__Kutipan__:
********************

Di dalam pertumbuhan tanaman terdapat adanya dominansi pertumbuhan dibagian apeks atau ujung organ, yang disebut sebagian dominansi apikal. Dominansi apikal diartikan sebagai persaingan antara tunas pucuk dengan tunas lateral dalam hal pertumbuhan (Dahlia, 2001). Sedangkan menurut Chambell dominansi apikal merupakan konsentrasi pertumbuhan pada ujung tunas tumbuhan, dimana kuncup terminal secara parsial menghambat pertumbuhan kuncup aksilar. Dominansi apikal atau dominanis pucuk biasanya menandai pertumbuhan vegetatif tanaman yaitu pertumbuhan akar, batang dan daun. Dominansi apikal setidaknya berpengaruh dalam menghambat pertumbuhan lateral. Selama masih ada tunas pucuk, pertumbuhan tunas lateral akan terhambat sampai jarak tertentu dari pucuk (Dahlai, 2001). Dominasi pucuk dapat dikurangi dengan memotong bagian pucuk tumbuhan yang akan mendorong pertumbuhan tunas lateral.

********************

__Yang Dikerjakan__: Salin kembali teks tentang dominansi apikal dari "Di dalam pertumbuhan" sampai "pertumbuhan tunas lateral.", lalu ganti "tunas lateral" dengan "tunas samping". Baris-baris data berikut tidak diperlukan.

(Data pengenalan struktur dokumen)
********************

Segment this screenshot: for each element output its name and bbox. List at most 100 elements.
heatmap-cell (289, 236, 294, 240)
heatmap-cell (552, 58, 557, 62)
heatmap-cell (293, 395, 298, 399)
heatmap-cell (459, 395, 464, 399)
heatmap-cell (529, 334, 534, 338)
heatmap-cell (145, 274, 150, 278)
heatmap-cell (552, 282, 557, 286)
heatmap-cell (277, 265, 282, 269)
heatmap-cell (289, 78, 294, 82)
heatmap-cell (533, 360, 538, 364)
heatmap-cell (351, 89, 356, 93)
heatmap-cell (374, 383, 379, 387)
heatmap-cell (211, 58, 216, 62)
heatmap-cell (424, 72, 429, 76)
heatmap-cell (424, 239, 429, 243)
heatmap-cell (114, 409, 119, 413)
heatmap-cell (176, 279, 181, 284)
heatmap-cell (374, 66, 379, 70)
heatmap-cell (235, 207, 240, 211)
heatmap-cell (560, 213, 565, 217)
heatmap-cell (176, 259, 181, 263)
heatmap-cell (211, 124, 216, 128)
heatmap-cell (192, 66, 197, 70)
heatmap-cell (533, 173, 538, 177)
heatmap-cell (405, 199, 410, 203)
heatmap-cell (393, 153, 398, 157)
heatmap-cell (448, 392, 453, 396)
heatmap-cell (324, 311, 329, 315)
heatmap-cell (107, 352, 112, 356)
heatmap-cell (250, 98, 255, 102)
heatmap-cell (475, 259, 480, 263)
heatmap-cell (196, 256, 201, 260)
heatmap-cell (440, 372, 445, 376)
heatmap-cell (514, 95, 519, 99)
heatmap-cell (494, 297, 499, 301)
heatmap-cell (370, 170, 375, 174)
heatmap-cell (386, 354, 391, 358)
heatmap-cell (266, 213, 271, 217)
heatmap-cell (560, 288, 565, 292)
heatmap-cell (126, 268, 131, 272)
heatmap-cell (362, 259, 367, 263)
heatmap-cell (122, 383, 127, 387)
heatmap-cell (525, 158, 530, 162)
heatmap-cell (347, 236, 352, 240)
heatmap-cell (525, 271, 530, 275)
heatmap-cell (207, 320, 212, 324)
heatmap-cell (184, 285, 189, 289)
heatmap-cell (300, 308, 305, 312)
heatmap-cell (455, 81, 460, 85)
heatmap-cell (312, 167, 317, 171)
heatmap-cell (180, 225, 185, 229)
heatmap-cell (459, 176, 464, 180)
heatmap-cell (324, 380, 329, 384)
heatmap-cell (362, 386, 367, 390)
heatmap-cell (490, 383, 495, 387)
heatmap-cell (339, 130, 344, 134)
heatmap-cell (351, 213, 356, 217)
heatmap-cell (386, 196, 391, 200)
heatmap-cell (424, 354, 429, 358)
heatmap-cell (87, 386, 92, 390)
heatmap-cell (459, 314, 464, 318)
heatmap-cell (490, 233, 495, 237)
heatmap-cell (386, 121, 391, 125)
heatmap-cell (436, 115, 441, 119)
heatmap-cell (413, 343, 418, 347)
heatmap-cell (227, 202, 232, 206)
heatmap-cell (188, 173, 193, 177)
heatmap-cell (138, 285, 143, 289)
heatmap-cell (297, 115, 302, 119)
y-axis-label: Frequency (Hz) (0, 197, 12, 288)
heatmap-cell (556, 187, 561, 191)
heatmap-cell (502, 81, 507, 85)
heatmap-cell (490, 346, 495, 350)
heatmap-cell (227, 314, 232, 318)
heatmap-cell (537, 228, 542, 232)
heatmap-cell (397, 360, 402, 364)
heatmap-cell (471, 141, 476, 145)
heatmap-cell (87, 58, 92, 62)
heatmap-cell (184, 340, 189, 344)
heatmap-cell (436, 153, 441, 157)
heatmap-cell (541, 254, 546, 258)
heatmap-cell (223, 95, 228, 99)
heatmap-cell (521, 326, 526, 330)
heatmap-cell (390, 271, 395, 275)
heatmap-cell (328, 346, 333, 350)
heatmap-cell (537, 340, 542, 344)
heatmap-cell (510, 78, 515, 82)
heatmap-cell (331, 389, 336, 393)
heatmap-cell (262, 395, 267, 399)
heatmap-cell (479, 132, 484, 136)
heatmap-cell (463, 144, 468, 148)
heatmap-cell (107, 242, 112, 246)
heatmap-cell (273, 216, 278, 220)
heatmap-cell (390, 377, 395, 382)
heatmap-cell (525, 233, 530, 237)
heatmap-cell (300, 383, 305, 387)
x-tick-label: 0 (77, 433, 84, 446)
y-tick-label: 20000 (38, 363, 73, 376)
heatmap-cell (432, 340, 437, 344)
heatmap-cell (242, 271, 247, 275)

********************

__Jawaban__:
Di dalam pertumbuhan tanaman terdapat adanya dominansi pertumbuhan dibagian apeks atau ujung organ, yang disebut sebagian dominansi apikal. Dominansi apikal diartikan sebagai persaingan antara tunas pucuk dengan tunas samping dalam hal pertumbuhan (Dahlia, 2001). Sedangkan menurut Chambell dominansi apikal merupakan konsentrasi pertumbuhan pada ujung tunas tumbuhan, dimana kuncup terminal secara parsial menghambat pertumbuhan kuncup aksilar. Dominansi apikal atau dominanis pucuk biasanya menandai pertumbuhan vegetatif tanaman yaitu pertumbuhan akar, batang dan daun. Dominansi apikal setidaknya berpengaruh dalam menghambat pertumbuhan lateral. Selama masih ada tunas pucuk, pertumbuhan tunas samping akan terhambat sampai jarak tertentu dari pucuk (Dahlai, 2001). Dominasi pucuk dapat dikurangi dengan memotong bagian pucuk tumbuhan yang akan mendorong pertumbuhan tunas samping.